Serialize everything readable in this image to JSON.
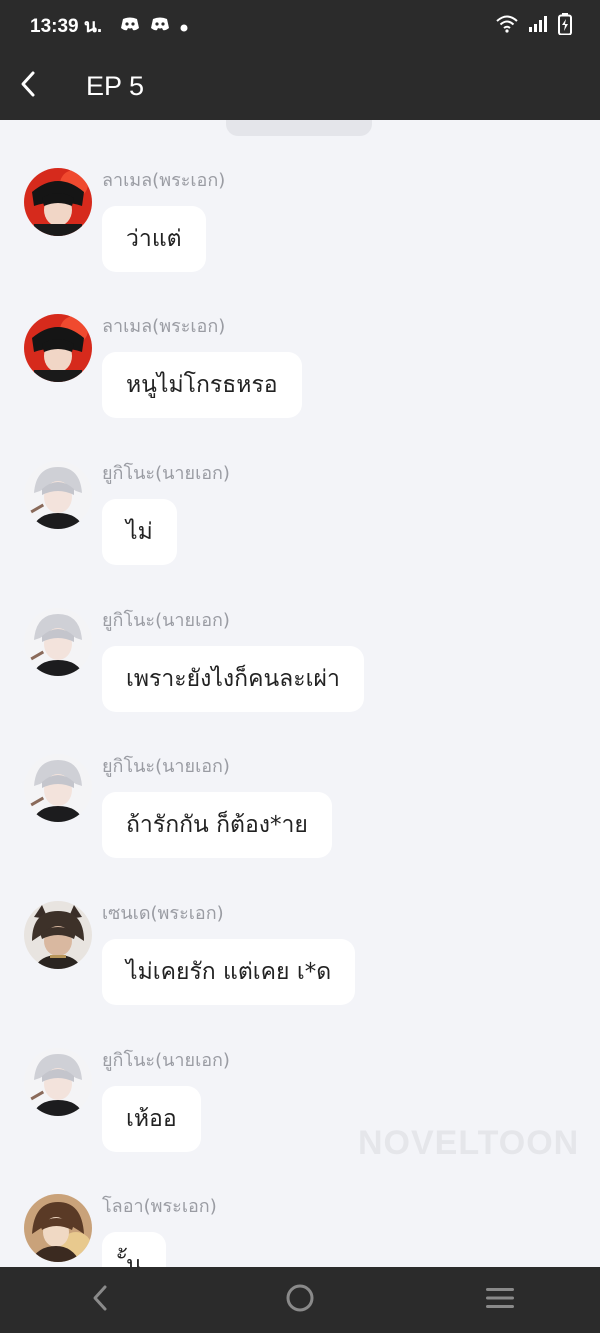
{
  "status_bar": {
    "time": "13:39 น.",
    "notification_icons": [
      "discord-icon",
      "discord-icon",
      "dot-icon"
    ],
    "system_icons": [
      "wifi-icon",
      "signal-icon",
      "battery-charging-icon"
    ]
  },
  "app_bar": {
    "title": "EP 5"
  },
  "watermark": "NOVELTOON",
  "messages": [
    {
      "sender": "ลาเมล(พระเอก)",
      "text": "ว่าแต่",
      "avatar": "red"
    },
    {
      "sender": "ลาเมล(พระเอก)",
      "text": "หนูไม่โกรธหรอ",
      "avatar": "red"
    },
    {
      "sender": "ยูกิโนะ(นายเอก)",
      "text": "ไม่",
      "avatar": "white"
    },
    {
      "sender": "ยูกิโนะ(นายเอก)",
      "text": "เพราะยังไงก็คนละเผ่า",
      "avatar": "white"
    },
    {
      "sender": "ยูกิโนะ(นายเอก)",
      "text": "ถ้ารักกัน ก็ต้อง*าย",
      "avatar": "white"
    },
    {
      "sender": "เซนเด(พระเอก)",
      "text": "ไม่เคยรัก แต่เคย เ*ด",
      "avatar": "brown"
    },
    {
      "sender": "ยูกิโนะ(นายเอก)",
      "text": "เห้ออ",
      "avatar": "white"
    },
    {
      "sender": "โลอา(พระเอก)",
      "text": "ั้น",
      "avatar": "gold"
    }
  ],
  "colors": {
    "bar_background": "#2b2b2b",
    "chat_background": "#f3f4f8",
    "bubble": "#ffffff",
    "sender_text": "#9a9ca3"
  }
}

Goal ::
Print the records above exactly as they stand, but leave out the pictures.

Expected answer ::
Serialize everything readable in this image to JSON.
{
  "status_bar": {
    "time": "13:39 น.",
    "notification_icons": [
      "discord-icon",
      "discord-icon",
      "dot-icon"
    ],
    "system_icons": [
      "wifi-icon",
      "signal-icon",
      "battery-charging-icon"
    ]
  },
  "app_bar": {
    "title": "EP 5"
  },
  "watermark": "NOVELTOON",
  "messages": [
    {
      "sender": "ลาเมล(พระเอก)",
      "text": "ว่าแต่",
      "avatar": "red"
    },
    {
      "sender": "ลาเมล(พระเอก)",
      "text": "หนูไม่โกรธหรอ",
      "avatar": "red"
    },
    {
      "sender": "ยูกิโนะ(นายเอก)",
      "text": "ไม่",
      "avatar": "white"
    },
    {
      "sender": "ยูกิโนะ(นายเอก)",
      "text": "เพราะยังไงก็คนละเผ่า",
      "avatar": "white"
    },
    {
      "sender": "ยูกิโนะ(นายเอก)",
      "text": "ถ้ารักกัน ก็ต้อง*าย",
      "avatar": "white"
    },
    {
      "sender": "เซนเด(พระเอก)",
      "text": "ไม่เคยรัก แต่เคย เ*ด",
      "avatar": "brown"
    },
    {
      "sender": "ยูกิโนะ(นายเอก)",
      "text": "เห้ออ",
      "avatar": "white"
    },
    {
      "sender": "โลอา(พระเอก)",
      "text": "ั้น",
      "avatar": "gold"
    }
  ],
  "colors": {
    "bar_background": "#2b2b2b",
    "chat_background": "#f3f4f8",
    "bubble": "#ffffff",
    "sender_text": "#9a9ca3"
  }
}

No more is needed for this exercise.